Data to use:

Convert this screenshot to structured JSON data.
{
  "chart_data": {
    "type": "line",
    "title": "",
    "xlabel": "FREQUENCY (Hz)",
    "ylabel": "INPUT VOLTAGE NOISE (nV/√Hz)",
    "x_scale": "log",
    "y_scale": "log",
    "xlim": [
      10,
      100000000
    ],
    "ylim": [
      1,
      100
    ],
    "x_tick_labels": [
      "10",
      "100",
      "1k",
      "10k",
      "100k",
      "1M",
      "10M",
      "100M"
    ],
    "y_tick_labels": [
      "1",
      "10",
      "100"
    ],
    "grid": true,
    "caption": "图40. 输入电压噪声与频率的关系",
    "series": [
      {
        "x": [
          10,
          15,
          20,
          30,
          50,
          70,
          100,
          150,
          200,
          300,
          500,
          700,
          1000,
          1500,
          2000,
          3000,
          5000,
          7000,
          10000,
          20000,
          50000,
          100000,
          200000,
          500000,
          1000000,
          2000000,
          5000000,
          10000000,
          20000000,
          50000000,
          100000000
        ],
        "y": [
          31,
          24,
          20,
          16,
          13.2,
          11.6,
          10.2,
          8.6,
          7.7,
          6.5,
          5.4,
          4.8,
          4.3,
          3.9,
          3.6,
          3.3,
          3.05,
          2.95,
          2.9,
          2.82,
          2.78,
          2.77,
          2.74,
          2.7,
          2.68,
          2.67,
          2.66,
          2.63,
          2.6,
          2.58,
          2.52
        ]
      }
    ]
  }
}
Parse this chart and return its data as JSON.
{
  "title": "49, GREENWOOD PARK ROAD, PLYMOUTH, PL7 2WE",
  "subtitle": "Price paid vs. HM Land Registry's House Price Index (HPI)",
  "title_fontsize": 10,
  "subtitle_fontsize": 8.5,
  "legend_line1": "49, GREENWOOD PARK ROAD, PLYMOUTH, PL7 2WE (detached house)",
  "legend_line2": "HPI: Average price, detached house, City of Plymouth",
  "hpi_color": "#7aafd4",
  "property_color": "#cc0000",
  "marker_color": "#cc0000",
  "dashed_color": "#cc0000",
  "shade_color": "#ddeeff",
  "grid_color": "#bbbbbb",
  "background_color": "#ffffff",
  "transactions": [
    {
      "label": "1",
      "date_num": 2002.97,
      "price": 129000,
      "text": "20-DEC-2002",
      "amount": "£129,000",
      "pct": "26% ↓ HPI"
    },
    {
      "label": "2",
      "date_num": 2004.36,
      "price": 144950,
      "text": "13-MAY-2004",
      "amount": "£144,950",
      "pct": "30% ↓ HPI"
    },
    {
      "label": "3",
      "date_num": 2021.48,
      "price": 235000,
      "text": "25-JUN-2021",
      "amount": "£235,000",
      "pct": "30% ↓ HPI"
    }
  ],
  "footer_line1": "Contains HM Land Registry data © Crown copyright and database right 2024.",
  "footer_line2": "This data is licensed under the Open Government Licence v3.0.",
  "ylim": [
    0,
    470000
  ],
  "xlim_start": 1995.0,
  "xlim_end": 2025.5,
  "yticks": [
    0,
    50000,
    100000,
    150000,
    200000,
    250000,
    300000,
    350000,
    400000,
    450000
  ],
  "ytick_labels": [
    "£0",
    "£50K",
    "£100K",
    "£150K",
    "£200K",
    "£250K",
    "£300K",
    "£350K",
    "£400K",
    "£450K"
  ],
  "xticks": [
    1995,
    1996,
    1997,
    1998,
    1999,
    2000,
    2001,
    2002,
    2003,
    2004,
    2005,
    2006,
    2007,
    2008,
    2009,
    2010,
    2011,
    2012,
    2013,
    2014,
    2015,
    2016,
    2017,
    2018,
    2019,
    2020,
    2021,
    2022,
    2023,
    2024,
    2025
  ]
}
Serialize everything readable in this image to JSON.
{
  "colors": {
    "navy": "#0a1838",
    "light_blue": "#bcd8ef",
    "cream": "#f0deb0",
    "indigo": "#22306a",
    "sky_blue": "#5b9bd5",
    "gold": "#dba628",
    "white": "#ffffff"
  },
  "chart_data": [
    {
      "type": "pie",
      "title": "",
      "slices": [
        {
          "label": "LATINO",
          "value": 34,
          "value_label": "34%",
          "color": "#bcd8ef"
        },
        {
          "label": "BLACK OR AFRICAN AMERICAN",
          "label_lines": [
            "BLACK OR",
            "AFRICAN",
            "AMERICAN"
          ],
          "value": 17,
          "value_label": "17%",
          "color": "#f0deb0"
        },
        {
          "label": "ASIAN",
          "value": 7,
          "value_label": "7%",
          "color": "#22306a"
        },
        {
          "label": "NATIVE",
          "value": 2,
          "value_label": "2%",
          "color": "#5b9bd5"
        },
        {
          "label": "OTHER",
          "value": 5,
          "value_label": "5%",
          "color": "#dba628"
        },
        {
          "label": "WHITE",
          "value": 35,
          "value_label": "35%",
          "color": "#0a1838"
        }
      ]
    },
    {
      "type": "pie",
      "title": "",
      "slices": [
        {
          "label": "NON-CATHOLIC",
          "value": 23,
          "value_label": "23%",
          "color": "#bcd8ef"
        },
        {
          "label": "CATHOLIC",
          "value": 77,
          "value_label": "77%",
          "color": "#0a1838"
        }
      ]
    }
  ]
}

Written exercise: Your task is to extract the lines running from the one with "Serialize everything readable" to the end of the material, inclusive, copying each exactly and adding nothing.

Exercise solution:
Serialize everything readable in this image to JSON.
{
  "colors": {
    "navy": "#0a1838",
    "light_blue": "#bcd8ef",
    "cream": "#f0deb0",
    "indigo": "#22306a",
    "sky_blue": "#5b9bd5",
    "gold": "#dba628",
    "white": "#ffffff"
  },
  "chart_data": [
    {
      "type": "pie",
      "title": "",
      "slices": [
        {
          "label": "LATINO",
          "value": 34,
          "value_label": "34%",
          "color": "#bcd8ef"
        },
        {
          "label": "BLACK OR AFRICAN AMERICAN",
          "label_lines": [
            "BLACK OR",
            "AFRICAN",
            "AMERICAN"
          ],
          "value": 17,
          "value_label": "17%",
          "color": "#f0deb0"
        },
        {
          "label": "ASIAN",
          "value": 7,
          "value_label": "7%",
          "color": "#22306a"
        },
        {
          "label": "NATIVE",
          "value": 2,
          "value_label": "2%",
          "color": "#5b9bd5"
        },
        {
          "label": "OTHER",
          "value": 5,
          "value_label": "5%",
          "color": "#dba628"
        },
        {
          "label": "WHITE",
          "value": 35,
          "value_label": "35%",
          "color": "#0a1838"
        }
      ]
    },
    {
      "type": "pie",
      "title": "",
      "slices": [
        {
          "label": "NON-CATHOLIC",
          "value": 23,
          "value_label": "23%",
          "color": "#bcd8ef"
        },
        {
          "label": "CATHOLIC",
          "value": 77,
          "value_label": "77%",
          "color": "#0a1838"
        }
      ]
    }
  ]
}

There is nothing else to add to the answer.